▸ **Direction**: Output the records exactly as they appear, with no pictures included.

▸ **Provided data**:
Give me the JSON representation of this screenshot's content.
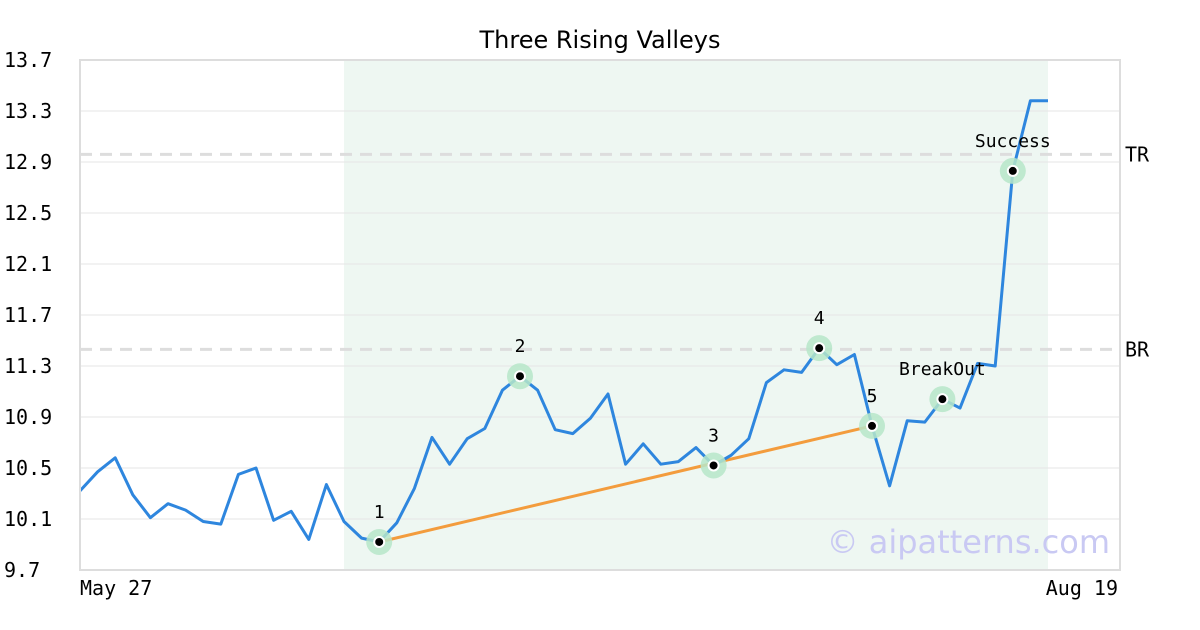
{
  "chart_data": {
    "type": "line",
    "title": "Three Rising Valleys",
    "xlabel": "",
    "ylabel": "",
    "x_tick_labels": [
      "May 27",
      "Aug 19"
    ],
    "y_ticks": [
      9.7,
      10.1,
      10.5,
      10.9,
      11.3,
      11.7,
      12.1,
      12.5,
      12.9,
      13.3,
      13.7
    ],
    "y_tick_labels": [
      "9.7",
      "10.1",
      "10.5",
      "10.9",
      "11.3",
      "11.7",
      "12.1",
      "12.5",
      "12.9",
      "13.3",
      "13.7"
    ],
    "ylim": [
      9.7,
      13.7
    ],
    "grid": "horizontal",
    "colors": {
      "price": "#2e86de",
      "trendline": "#f39c3d",
      "highlight_bg": "#eef7f2",
      "marker_halo": "#b6e6c9",
      "level_line": "#dddddd"
    },
    "series": [
      {
        "values": [
          10.32,
          10.47,
          10.58,
          10.29,
          10.11,
          10.22,
          10.17,
          10.08,
          10.06,
          10.45,
          10.5,
          10.09,
          10.16,
          9.94,
          10.37,
          10.08,
          9.95,
          9.92,
          10.07,
          10.34,
          10.74,
          10.53,
          10.73,
          10.81,
          11.11,
          11.22,
          11.11,
          10.8,
          10.77,
          10.89,
          11.08,
          10.53,
          10.69,
          10.53,
          10.55,
          10.66,
          10.52,
          10.6,
          10.73,
          11.17,
          11.27,
          11.25,
          11.44,
          11.31,
          11.39,
          10.83,
          10.36,
          10.87,
          10.86,
          11.04,
          10.97,
          11.32,
          11.3,
          12.83,
          13.38,
          13.38
        ]
      }
    ],
    "highlight_region": {
      "start_index": 15,
      "end_index": 55
    },
    "trendline": {
      "from_label": "1",
      "to_label": "5"
    },
    "levels": [
      {
        "label": "TR",
        "value": 12.96
      },
      {
        "label": "BR",
        "value": 11.43
      }
    ],
    "annotations": [
      {
        "label": "1",
        "index": 17,
        "value": 9.92
      },
      {
        "label": "2",
        "index": 25,
        "value": 11.22
      },
      {
        "label": "3",
        "index": 36,
        "value": 10.52
      },
      {
        "label": "4",
        "index": 42,
        "value": 11.44
      },
      {
        "label": "5",
        "index": 45,
        "value": 10.83
      },
      {
        "label": "BreakOut",
        "index": 49,
        "value": 11.04
      },
      {
        "label": "Success",
        "index": 53,
        "value": 12.83
      }
    ],
    "watermark": "© aipatterns.com"
  }
}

▸ **Worked answer**:
Give me the JSON representation of this screenshot's content.
{
  "chart_data": {
    "type": "line",
    "title": "Three Rising Valleys",
    "xlabel": "",
    "ylabel": "",
    "x_tick_labels": [
      "May 27",
      "Aug 19"
    ],
    "y_ticks": [
      9.7,
      10.1,
      10.5,
      10.9,
      11.3,
      11.7,
      12.1,
      12.5,
      12.9,
      13.3,
      13.7
    ],
    "y_tick_labels": [
      "9.7",
      "10.1",
      "10.5",
      "10.9",
      "11.3",
      "11.7",
      "12.1",
      "12.5",
      "12.9",
      "13.3",
      "13.7"
    ],
    "ylim": [
      9.7,
      13.7
    ],
    "grid": "horizontal",
    "colors": {
      "price": "#2e86de",
      "trendline": "#f39c3d",
      "highlight_bg": "#eef7f2",
      "marker_halo": "#b6e6c9",
      "level_line": "#dddddd"
    },
    "series": [
      {
        "values": [
          10.32,
          10.47,
          10.58,
          10.29,
          10.11,
          10.22,
          10.17,
          10.08,
          10.06,
          10.45,
          10.5,
          10.09,
          10.16,
          9.94,
          10.37,
          10.08,
          9.95,
          9.92,
          10.07,
          10.34,
          10.74,
          10.53,
          10.73,
          10.81,
          11.11,
          11.22,
          11.11,
          10.8,
          10.77,
          10.89,
          11.08,
          10.53,
          10.69,
          10.53,
          10.55,
          10.66,
          10.52,
          10.6,
          10.73,
          11.17,
          11.27,
          11.25,
          11.44,
          11.31,
          11.39,
          10.83,
          10.36,
          10.87,
          10.86,
          11.04,
          10.97,
          11.32,
          11.3,
          12.83,
          13.38,
          13.38
        ]
      }
    ],
    "highlight_region": {
      "start_index": 15,
      "end_index": 55
    },
    "trendline": {
      "from_label": "1",
      "to_label": "5"
    },
    "levels": [
      {
        "label": "TR",
        "value": 12.96
      },
      {
        "label": "BR",
        "value": 11.43
      }
    ],
    "annotations": [
      {
        "label": "1",
        "index": 17,
        "value": 9.92
      },
      {
        "label": "2",
        "index": 25,
        "value": 11.22
      },
      {
        "label": "3",
        "index": 36,
        "value": 10.52
      },
      {
        "label": "4",
        "index": 42,
        "value": 11.44
      },
      {
        "label": "5",
        "index": 45,
        "value": 10.83
      },
      {
        "label": "BreakOut",
        "index": 49,
        "value": 11.04
      },
      {
        "label": "Success",
        "index": 53,
        "value": 12.83
      }
    ],
    "watermark": "© aipatterns.com"
  }
}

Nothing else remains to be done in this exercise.